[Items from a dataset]
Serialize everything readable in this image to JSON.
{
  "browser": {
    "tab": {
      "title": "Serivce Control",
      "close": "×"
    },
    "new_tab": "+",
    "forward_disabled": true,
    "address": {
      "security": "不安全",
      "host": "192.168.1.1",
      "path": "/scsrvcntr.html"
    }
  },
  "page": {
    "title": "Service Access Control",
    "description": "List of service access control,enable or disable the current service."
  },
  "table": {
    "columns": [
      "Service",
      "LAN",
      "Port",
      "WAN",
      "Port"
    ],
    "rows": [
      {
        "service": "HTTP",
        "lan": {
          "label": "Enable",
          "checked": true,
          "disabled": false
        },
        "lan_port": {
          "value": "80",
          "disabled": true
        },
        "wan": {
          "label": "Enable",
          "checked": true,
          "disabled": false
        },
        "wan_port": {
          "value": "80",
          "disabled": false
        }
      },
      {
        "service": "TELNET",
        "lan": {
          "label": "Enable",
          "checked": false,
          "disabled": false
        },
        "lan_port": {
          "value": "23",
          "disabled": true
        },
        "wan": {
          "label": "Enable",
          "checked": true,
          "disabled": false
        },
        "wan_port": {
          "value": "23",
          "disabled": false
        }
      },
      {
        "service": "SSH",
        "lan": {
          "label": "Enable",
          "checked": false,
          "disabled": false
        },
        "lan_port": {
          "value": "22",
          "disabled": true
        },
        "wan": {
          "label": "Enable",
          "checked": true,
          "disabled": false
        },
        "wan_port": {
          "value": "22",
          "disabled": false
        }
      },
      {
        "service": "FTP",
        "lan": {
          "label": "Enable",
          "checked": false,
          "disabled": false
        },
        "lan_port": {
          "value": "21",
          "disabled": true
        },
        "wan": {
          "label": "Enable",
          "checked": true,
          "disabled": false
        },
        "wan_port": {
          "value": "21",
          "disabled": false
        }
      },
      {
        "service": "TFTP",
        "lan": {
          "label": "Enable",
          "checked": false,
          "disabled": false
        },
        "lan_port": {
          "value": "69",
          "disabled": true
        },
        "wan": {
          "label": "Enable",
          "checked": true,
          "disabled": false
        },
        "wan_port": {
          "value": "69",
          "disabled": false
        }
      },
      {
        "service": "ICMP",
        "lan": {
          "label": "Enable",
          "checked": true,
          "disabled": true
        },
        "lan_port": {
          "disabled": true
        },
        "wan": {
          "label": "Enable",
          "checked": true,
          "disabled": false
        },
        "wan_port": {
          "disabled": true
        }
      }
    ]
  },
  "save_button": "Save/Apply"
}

__Do this__. Repeat all of the entries exactly.

__Answer to this task__.
Serialize everything readable in this image to JSON.
{
  "browser": {
    "tab": {
      "title": "Serivce Control",
      "close": "×"
    },
    "new_tab": "+",
    "forward_disabled": true,
    "address": {
      "security": "不安全",
      "host": "192.168.1.1",
      "path": "/scsrvcntr.html"
    }
  },
  "page": {
    "title": "Service Access Control",
    "description": "List of service access control,enable or disable the current service."
  },
  "table": {
    "columns": [
      "Service",
      "LAN",
      "Port",
      "WAN",
      "Port"
    ],
    "rows": [
      {
        "service": "HTTP",
        "lan": {
          "label": "Enable",
          "checked": true,
          "disabled": false
        },
        "lan_port": {
          "value": "80",
          "disabled": true
        },
        "wan": {
          "label": "Enable",
          "checked": true,
          "disabled": false
        },
        "wan_port": {
          "value": "80",
          "disabled": false
        }
      },
      {
        "service": "TELNET",
        "lan": {
          "label": "Enable",
          "checked": false,
          "disabled": false
        },
        "lan_port": {
          "value": "23",
          "disabled": true
        },
        "wan": {
          "label": "Enable",
          "checked": true,
          "disabled": false
        },
        "wan_port": {
          "value": "23",
          "disabled": false
        }
      },
      {
        "service": "SSH",
        "lan": {
          "label": "Enable",
          "checked": false,
          "disabled": false
        },
        "lan_port": {
          "value": "22",
          "disabled": true
        },
        "wan": {
          "label": "Enable",
          "checked": true,
          "disabled": false
        },
        "wan_port": {
          "value": "22",
          "disabled": false
        }
      },
      {
        "service": "FTP",
        "lan": {
          "label": "Enable",
          "checked": false,
          "disabled": false
        },
        "lan_port": {
          "value": "21",
          "disabled": true
        },
        "wan": {
          "label": "Enable",
          "checked": true,
          "disabled": false
        },
        "wan_port": {
          "value": "21",
          "disabled": false
        }
      },
      {
        "service": "TFTP",
        "lan": {
          "label": "Enable",
          "checked": false,
          "disabled": false
        },
        "lan_port": {
          "value": "69",
          "disabled": true
        },
        "wan": {
          "label": "Enable",
          "checked": true,
          "disabled": false
        },
        "wan_port": {
          "value": "69",
          "disabled": false
        }
      },
      {
        "service": "ICMP",
        "lan": {
          "label": "Enable",
          "checked": true,
          "disabled": true
        },
        "lan_port": {
          "disabled": true
        },
        "wan": {
          "label": "Enable",
          "checked": true,
          "disabled": false
        },
        "wan_port": {
          "disabled": true
        }
      }
    ]
  },
  "save_button": "Save/Apply"
}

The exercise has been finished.